* EXERCISE REQUIREMENTS:
Please restate the entries verbatim. The copy should hold no pictures.

* DATA TO USE:
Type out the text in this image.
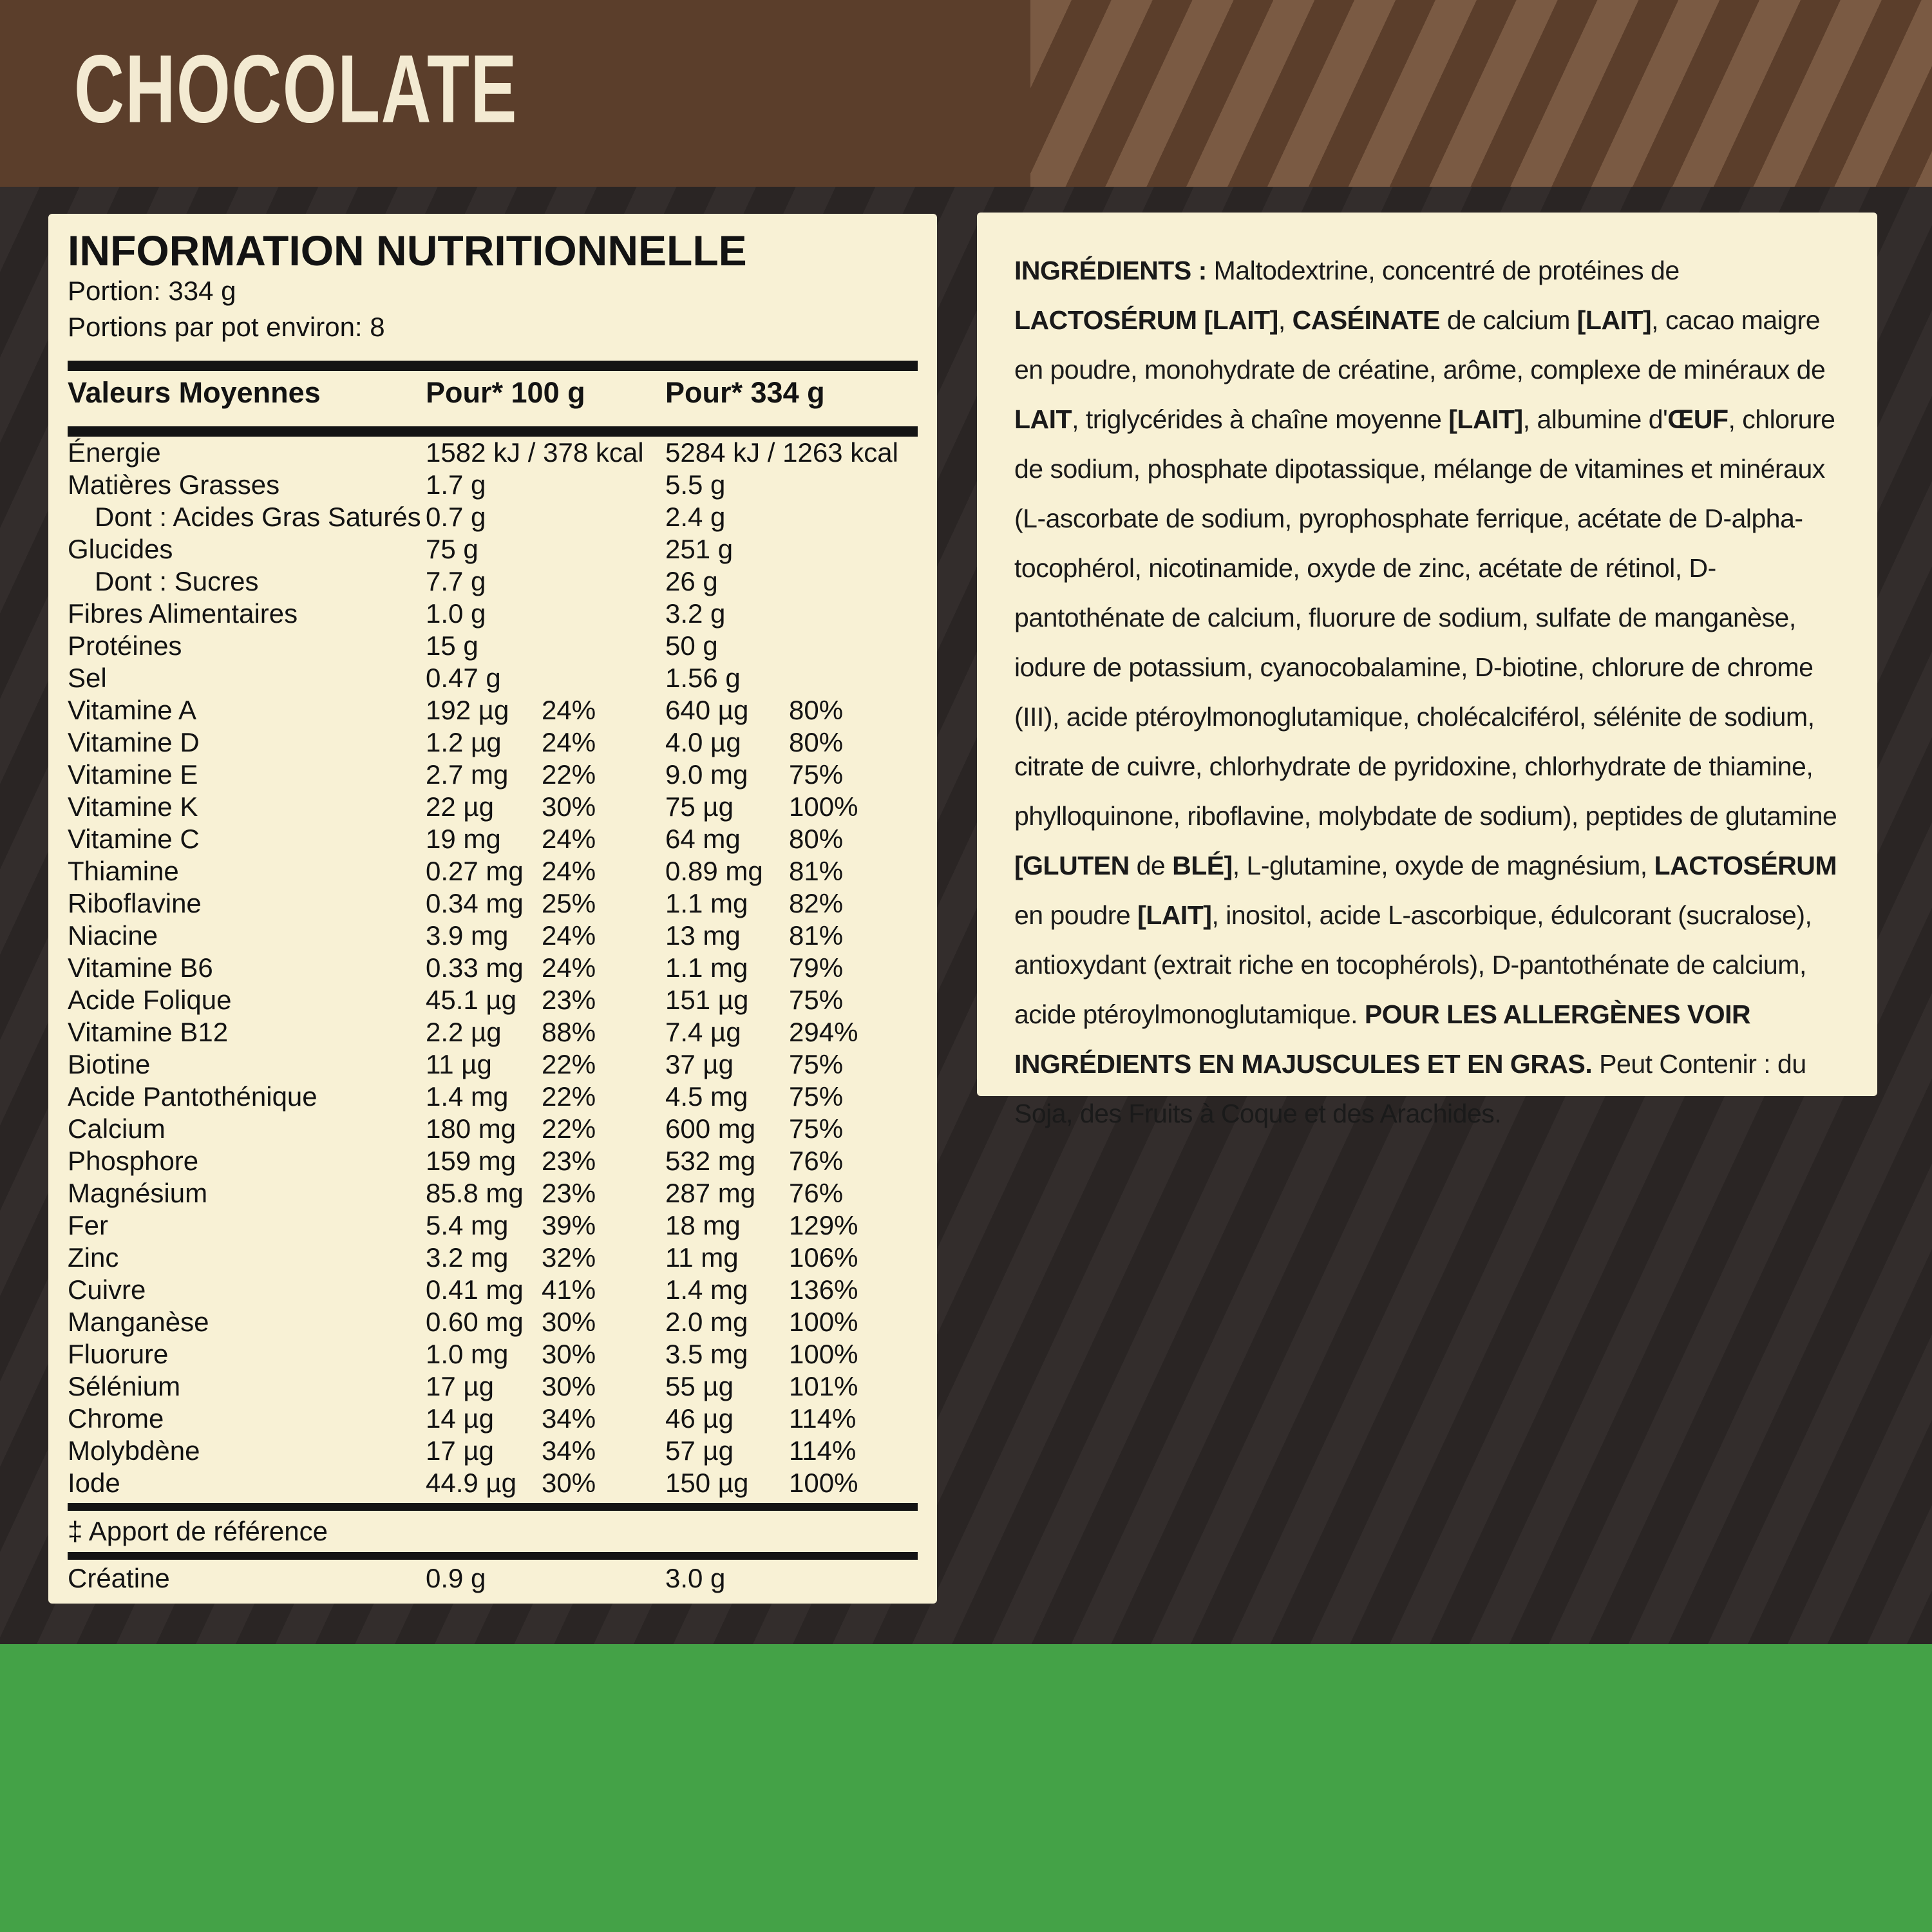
CHOCOLATE
INFORMATION NUTRITIONNELLE
Portion: 334 g
Portions par pot environ: 8
Valeurs Moyennes	Pour* 100 g	Pour* 334 g
Énergie	1582 kJ / 378 kcal 5284 kJ / 1263 kcal
Matières Grasses	1.7 g	5.5 g
Dont : Acides Gras Saturés 0.7 g	2.4 g
Glucides	75 g	251 g
Dont : Sucres	7.7 g	26 g
Fibres Alimentaires	1.0 g	3.2 g
Protéines	15 g	50 g
Sel	0.47 g	1.56 g
Vitamine A	192 µg	24%	640 µg	80%
Vitamine D	1.2 µg	24%	4.0 µg	80%
Vitamine E	2.7 mg	22%	9.0 mg	75%
Vitamine K	22 µg	30%	75 µg	100%
Vitamine C	19 mg	24%	64 mg	80%
Thiamine	0.27 mg 24%	0.89 mg 81%
Riboflavine	0.34 mg 25%	1.1 mg	82%
Niacine	3.9 mg	24%	13 mg	81%
Vitamine B6	0.33 mg 24%	1.1 mg	79%
Acide Folique	45.1 µg 23%	151 µg	75%
Vitamine B12	2.2 µg	88%	7.4 µg	294%
Biotine	11 µg	22%	37 µg	75%
Acide Pantothénique	1.4 mg	22%	4.5 mg	75%
Calcium	180 mg 22%	600 mg	75%
Phosphore	159 mg 23%	532 mg	76%
Magnésium	85.8 mg 23%	287 mg	76%
Fer	5.4 mg	39%	18 mg	129%
Zinc	3.2 mg	32%	11 mg	106%
Cuivre	0.41 mg 41%	1.4 mg	136%
Manganèse	0.60 mg 30%	2.0 mg	100%
Fluorure	1.0 mg	30%	3.5 mg	100%
Sélénium	17 µg	30%	55 µg	101%
Chrome	14 µg	34%	46 µg	114%
Molybdène	17 µg	34%	57 µg	114%
Iode	44.9 µg 30%	150 µg	100%
‡ Apport de référence
Créatine	0.9 g	3.0 g

INGRÉDIENTS : Maltodextrine, concentré de protéines de LACTOSÉRUM [LAIT], CASÉINATE de calcium [LAIT], cacao maigre en poudre, monohydrate de créatine, arôme, complexe de minéraux de LAIT, triglycérides à chaîne moyenne [LAIT], albumine d'ŒUF, chlorure de sodium, phosphate dipotassique, mélange de vitamines et minéraux (L-ascorbate de sodium, pyrophosphate ferrique, acétate de D-alpha-tocophérol, nicotinamide, oxyde de zinc, acétate de rétinol, D-pantothénate de calcium, fluorure de sodium, sulfate de manganèse, iodure de potassium, cyanocobalamine, D-biotine, chlorure de chrome (III), acide ptéroylmonoglutamique, cholécalciférol, sélénite de sodium, citrate de cuivre, chlorhydrate de pyridoxine, chlorhydrate de thiamine, phylloquinone, riboflavine, molybdate de sodium), peptides de glutamine [GLUTEN de BLÉ], L-glutamine, oxyde de magnésium, LACTOSÉRUM en poudre [LAIT], inositol, acide L-ascorbique, édulcorant (sucralose), antioxydant (extrait riche en tocophérols), D-pantothénate de calcium, acide ptéroylmonoglutamique. POUR LES ALLERGÈNES VOIR INGRÉDIENTS EN MAJUSCULES ET EN GRAS. Peut Contenir : du Soja, des Fruits à Coque et des Arachides.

* REPLY TO THE TASK:
Type out the text in this image.
CHOCOLATE
INFORMATION NUTRITIONNELLE
Portion: 334 g
Portions par pot environ: 8
Valeurs Moyennes	Pour* 100 g	Pour* 334 g
Énergie	1582 kJ / 378 kcal 5284 kJ / 1263 kcal
Matières Grasses	1.7 g	5.5 g
Dont : Acides Gras Saturés 0.7 g	2.4 g
Glucides	75 g	251 g
Dont : Sucres	7.7 g	26 g
Fibres Alimentaires	1.0 g	3.2 g
Protéines	15 g	50 g
Sel	0.47 g	1.56 g
Vitamine A	192 µg	24%	640 µg	80%
Vitamine D	1.2 µg	24%	4.0 µg	80%
Vitamine E	2.7 mg	22%	9.0 mg	75%
Vitamine K	22 µg	30%	75 µg	100%
Vitamine C	19 mg	24%	64 mg	80%
Thiamine	0.27 mg 24%	0.89 mg 81%
Riboflavine	0.34 mg 25%	1.1 mg	82%
Niacine	3.9 mg	24%	13 mg	81%
Vitamine B6	0.33 mg 24%	1.1 mg	79%
Acide Folique	45.1 µg 23%	151 µg	75%
Vitamine B12	2.2 µg	88%	7.4 µg	294%
Biotine	11 µg	22%	37 µg	75%
Acide Pantothénique	1.4 mg	22%	4.5 mg	75%
Calcium	180 mg 22%	600 mg	75%
Phosphore	159 mg 23%	532 mg	76%
Magnésium	85.8 mg 23%	287 mg	76%
Fer	5.4 mg	39%	18 mg	129%
Zinc	3.2 mg	32%	11 mg	106%
Cuivre	0.41 mg 41%	1.4 mg	136%
Manganèse	0.60 mg 30%	2.0 mg	100%
Fluorure	1.0 mg	30%	3.5 mg	100%
Sélénium	17 µg	30%	55 µg	101%
Chrome	14 µg	34%	46 µg	114%
Molybdène	17 µg	34%	57 µg	114%
Iode	44.9 µg 30%	150 µg	100%
‡ Apport de référence
Créatine	0.9 g	3.0 g

INGRÉDIENTS : Maltodextrine, concentré de protéines de LACTOSÉRUM [LAIT], CASÉINATE de calcium [LAIT], cacao maigre en poudre, monohydrate de créatine, arôme, complexe de minéraux de LAIT, triglycérides à chaîne moyenne [LAIT], albumine d'ŒUF, chlorure de sodium, phosphate dipotassique, mélange de vitamines et minéraux (L-ascorbate de sodium, pyrophosphate ferrique, acétate de D-alpha-tocophérol, nicotinamide, oxyde de zinc, acétate de rétinol, D-pantothénate de calcium, fluorure de sodium, sulfate de manganèse, iodure de potassium, cyanocobalamine, D-biotine, chlorure de chrome (III), acide ptéroylmonoglutamique, cholécalciférol, sélénite de sodium, citrate de cuivre, chlorhydrate de pyridoxine, chlorhydrate de thiamine, phylloquinone, riboflavine, molybdate de sodium), peptides de glutamine [GLUTEN de BLÉ], L-glutamine, oxyde de magnésium, LACTOSÉRUM en poudre [LAIT], inositol, acide L-ascorbique, édulcorant (sucralose), antioxydant (extrait riche en tocophérols), D-pantothénate de calcium, acide ptéroylmonoglutamique. POUR LES ALLERGÈNES VOIR INGRÉDIENTS EN MAJUSCULES ET EN GRAS. Peut Contenir : du Soja, des Fruits à Coque et des Arachides.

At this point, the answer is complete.